— START Text passage —

# Separation of gold and palladium precipitate



## fishaholic5 (Jun 20, 2018)

I'm looking for advice on the separation of gold precipitate from a yellow precipitate that is possibly NaPd(SO3)*2H2O
The mixed precipitate was from acid/ bleach chlorination on an ore that contained some nitrates when I was first learning to process it. The precipitates were dropped with SMB.
Any help would be appreciated, I have around 150g of the mix that I would like to salvage at some stage and I've been reading this forum till my head hurts :lol:


----------



## Lino1406 (Jun 20, 2018)

Pd will not drop like this. Anyhow rinse the whole mess with water several times and stay with the solids. Keep the liquids for Pd check. Rinse the solids with HNO3. Check for Pd


----------



## fishaholic5 (Jun 20, 2018)

— END Text passage —
— START Raw data —

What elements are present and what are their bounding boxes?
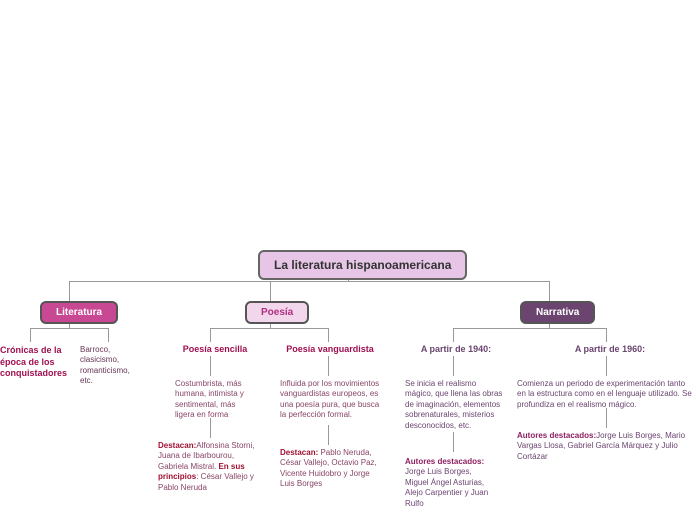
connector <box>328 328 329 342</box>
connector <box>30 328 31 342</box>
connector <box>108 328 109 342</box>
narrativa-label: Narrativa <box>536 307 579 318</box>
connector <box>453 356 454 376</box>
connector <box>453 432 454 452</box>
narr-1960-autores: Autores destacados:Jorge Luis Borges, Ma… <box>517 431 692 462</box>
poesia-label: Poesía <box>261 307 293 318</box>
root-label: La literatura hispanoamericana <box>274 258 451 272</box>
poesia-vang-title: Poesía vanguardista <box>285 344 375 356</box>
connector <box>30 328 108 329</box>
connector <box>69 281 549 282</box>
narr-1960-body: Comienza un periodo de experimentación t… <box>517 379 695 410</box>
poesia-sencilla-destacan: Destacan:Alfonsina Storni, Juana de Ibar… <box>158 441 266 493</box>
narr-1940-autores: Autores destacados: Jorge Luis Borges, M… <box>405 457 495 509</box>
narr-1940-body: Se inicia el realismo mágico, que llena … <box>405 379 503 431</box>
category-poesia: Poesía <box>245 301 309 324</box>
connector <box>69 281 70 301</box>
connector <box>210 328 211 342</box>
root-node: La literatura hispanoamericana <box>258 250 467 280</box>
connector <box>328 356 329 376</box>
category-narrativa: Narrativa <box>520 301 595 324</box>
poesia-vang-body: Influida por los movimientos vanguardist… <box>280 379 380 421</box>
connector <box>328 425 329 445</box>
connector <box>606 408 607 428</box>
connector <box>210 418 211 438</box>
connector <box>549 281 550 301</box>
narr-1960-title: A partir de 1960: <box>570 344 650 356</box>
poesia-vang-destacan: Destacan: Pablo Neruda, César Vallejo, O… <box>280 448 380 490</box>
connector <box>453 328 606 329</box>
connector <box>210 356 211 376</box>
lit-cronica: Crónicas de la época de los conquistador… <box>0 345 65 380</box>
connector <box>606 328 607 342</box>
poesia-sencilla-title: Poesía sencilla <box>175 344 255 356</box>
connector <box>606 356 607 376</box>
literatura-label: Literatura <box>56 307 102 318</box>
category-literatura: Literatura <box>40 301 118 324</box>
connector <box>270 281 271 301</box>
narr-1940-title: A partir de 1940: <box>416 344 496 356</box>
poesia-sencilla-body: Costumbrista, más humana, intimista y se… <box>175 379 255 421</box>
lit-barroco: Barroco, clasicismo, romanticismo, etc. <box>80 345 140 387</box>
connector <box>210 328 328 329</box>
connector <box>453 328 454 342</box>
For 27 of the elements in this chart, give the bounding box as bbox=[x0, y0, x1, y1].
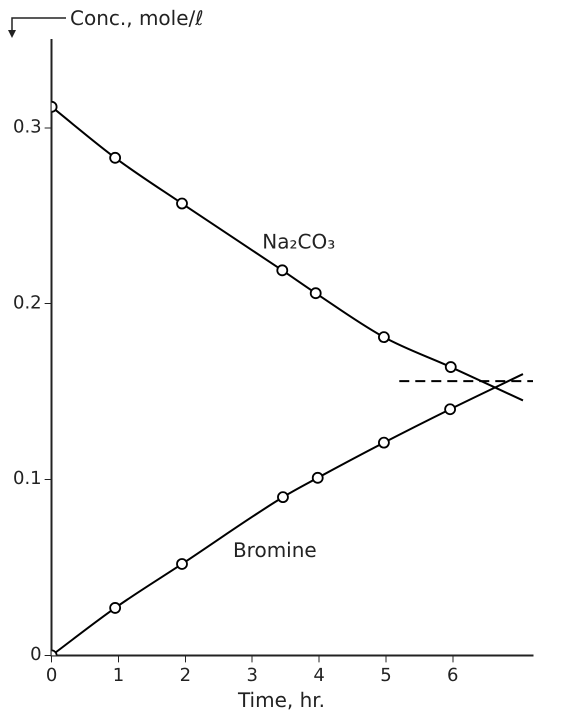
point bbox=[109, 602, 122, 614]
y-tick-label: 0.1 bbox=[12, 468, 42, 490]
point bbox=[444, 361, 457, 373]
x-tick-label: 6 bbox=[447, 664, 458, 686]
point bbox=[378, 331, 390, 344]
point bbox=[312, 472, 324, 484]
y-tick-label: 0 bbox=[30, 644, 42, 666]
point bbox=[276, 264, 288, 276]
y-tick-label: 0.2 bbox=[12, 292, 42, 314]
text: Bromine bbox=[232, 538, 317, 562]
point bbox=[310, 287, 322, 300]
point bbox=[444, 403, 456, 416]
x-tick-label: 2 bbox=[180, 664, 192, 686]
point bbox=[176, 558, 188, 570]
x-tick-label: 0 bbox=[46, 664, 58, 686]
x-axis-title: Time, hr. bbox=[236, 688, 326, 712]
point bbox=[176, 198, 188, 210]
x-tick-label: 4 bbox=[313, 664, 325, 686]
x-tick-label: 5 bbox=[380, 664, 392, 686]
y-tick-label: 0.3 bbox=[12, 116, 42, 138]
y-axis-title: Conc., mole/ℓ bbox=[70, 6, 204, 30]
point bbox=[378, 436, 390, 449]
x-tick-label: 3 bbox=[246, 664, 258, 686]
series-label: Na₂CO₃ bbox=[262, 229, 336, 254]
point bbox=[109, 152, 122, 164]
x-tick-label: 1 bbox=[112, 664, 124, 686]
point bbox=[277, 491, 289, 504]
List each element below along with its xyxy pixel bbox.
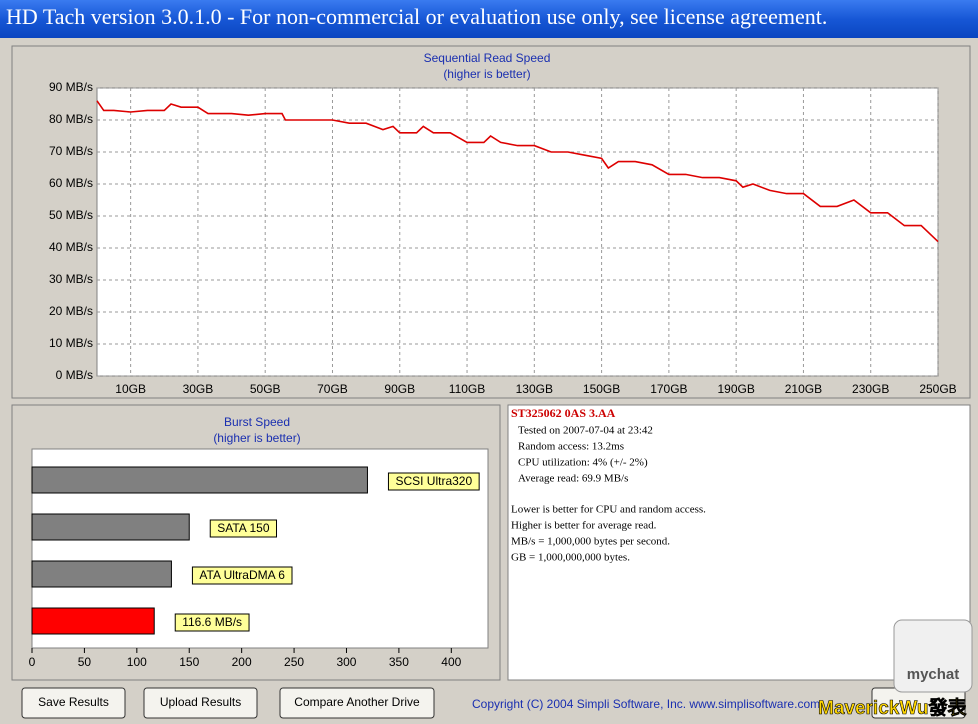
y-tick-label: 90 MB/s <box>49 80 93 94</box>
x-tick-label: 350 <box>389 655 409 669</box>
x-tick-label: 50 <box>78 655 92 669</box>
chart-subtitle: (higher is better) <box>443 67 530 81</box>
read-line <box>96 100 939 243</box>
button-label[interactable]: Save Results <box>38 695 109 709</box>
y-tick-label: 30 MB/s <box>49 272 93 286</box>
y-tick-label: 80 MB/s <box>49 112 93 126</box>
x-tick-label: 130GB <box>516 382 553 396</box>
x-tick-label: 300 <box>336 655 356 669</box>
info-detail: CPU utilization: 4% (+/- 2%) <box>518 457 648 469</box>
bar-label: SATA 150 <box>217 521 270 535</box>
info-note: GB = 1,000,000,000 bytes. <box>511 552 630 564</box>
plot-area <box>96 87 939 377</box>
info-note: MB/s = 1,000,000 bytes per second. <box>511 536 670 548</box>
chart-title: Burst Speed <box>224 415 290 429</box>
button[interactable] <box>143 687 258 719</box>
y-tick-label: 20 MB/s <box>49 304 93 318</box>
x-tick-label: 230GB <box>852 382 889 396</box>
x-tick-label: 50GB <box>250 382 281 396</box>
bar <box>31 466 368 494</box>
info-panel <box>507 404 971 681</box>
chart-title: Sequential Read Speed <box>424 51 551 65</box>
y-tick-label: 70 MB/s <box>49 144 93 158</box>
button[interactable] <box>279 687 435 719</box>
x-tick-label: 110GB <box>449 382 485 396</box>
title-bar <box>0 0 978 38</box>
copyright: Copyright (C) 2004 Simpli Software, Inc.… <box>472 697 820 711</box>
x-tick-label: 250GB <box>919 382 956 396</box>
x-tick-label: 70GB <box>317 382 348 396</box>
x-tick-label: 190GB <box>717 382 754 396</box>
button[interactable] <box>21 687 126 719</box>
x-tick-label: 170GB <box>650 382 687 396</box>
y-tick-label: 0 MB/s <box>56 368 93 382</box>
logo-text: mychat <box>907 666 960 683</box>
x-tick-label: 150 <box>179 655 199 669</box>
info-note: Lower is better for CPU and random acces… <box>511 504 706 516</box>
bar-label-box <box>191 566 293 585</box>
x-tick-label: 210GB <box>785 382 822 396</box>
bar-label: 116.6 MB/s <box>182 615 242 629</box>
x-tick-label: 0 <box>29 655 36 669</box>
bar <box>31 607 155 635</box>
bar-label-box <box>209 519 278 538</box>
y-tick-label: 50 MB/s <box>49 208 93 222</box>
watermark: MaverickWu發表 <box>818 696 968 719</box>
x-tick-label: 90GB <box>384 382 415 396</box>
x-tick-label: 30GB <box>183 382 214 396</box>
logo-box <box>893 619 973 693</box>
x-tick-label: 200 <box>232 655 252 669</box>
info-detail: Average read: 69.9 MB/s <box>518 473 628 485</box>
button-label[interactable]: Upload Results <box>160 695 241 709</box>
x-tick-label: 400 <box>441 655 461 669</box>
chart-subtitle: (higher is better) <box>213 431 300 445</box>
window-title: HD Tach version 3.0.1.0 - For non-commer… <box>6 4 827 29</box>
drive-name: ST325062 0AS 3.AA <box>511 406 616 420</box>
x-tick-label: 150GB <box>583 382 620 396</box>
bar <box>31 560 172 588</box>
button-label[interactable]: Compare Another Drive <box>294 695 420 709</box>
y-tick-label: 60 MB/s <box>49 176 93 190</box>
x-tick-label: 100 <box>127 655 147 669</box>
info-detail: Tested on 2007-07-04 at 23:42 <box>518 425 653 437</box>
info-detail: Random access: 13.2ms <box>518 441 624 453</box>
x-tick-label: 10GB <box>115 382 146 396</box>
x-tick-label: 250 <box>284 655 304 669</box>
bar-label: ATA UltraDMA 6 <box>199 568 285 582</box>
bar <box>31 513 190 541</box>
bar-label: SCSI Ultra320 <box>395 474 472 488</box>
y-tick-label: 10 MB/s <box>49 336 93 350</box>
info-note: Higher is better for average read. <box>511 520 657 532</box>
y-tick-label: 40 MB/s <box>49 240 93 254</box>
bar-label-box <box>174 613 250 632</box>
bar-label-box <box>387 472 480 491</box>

— END Raw data —
— START Raw data —

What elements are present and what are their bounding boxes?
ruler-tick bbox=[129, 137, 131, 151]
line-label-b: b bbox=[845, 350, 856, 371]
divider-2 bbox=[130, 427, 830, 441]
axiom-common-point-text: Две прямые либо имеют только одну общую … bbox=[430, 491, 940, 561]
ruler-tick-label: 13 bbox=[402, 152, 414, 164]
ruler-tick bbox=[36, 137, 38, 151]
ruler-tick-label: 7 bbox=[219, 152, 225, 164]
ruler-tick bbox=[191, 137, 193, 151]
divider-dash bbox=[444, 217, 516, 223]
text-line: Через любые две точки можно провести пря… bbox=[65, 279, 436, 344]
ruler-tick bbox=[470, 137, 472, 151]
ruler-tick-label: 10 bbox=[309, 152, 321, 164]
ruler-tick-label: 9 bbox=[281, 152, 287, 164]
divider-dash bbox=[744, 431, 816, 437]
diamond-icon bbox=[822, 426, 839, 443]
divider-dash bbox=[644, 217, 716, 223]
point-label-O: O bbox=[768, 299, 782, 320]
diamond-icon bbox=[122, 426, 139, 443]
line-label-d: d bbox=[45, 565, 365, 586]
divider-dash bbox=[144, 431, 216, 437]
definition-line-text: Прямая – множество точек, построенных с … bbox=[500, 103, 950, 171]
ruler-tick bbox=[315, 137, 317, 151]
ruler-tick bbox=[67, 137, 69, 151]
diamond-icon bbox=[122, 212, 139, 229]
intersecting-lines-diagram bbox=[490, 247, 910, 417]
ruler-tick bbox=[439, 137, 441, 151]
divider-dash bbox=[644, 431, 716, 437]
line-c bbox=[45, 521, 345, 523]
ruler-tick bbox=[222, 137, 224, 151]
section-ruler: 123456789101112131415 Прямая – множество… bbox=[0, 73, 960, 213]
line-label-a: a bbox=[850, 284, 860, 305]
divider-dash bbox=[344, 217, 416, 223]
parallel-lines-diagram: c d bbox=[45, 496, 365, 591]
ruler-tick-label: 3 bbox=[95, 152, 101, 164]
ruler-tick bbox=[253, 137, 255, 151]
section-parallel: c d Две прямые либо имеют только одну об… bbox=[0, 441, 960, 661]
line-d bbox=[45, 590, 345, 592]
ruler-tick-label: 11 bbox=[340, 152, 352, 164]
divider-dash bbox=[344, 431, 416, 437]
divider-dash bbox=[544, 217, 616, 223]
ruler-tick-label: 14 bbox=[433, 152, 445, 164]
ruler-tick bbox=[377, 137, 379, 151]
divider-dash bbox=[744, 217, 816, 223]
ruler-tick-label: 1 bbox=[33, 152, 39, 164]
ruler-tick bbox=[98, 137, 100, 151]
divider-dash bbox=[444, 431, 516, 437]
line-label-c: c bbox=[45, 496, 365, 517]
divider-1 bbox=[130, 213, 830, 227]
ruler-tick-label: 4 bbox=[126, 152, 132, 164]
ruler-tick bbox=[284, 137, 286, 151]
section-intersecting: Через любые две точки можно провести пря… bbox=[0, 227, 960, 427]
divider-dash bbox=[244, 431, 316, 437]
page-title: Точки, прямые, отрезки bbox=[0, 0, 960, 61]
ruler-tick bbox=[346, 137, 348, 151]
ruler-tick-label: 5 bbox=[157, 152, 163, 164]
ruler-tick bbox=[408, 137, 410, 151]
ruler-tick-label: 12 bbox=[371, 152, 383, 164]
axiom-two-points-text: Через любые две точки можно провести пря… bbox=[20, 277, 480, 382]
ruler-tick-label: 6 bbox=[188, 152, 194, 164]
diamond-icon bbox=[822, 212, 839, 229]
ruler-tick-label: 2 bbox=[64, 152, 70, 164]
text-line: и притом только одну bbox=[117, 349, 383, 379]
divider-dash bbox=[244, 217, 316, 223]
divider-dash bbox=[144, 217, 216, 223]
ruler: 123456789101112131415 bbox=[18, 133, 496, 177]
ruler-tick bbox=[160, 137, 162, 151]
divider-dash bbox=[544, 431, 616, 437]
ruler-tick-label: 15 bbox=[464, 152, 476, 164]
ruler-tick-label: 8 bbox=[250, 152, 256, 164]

— END Raw data —

- _Tasks_
1. How much of the mixed precipitate does fishaholic5 say they have in the forum thread?
2. Rewrite the paragraph of the forum thread that begins "The mixed precipitate was from" as a short bulleted list.
3. List every action that Lino1406 recommends in the forum thread.
The data play no part in any of this work.

- _Solutions for each task_
1. Around 150g.

2.
- The mixed precipitate came from acid/bleach chlorination of an ore.
- The ore contained some nitrates.
- This was done when the poster was first learning to process it.
- The precipitates were dropped with SMB.

3.
- Rinse the whole mess with water several times.
- Stay with the solids.
- Keep the liquids for a Pd check.
- Rinse the solids with HNO3.
- Check for Pd.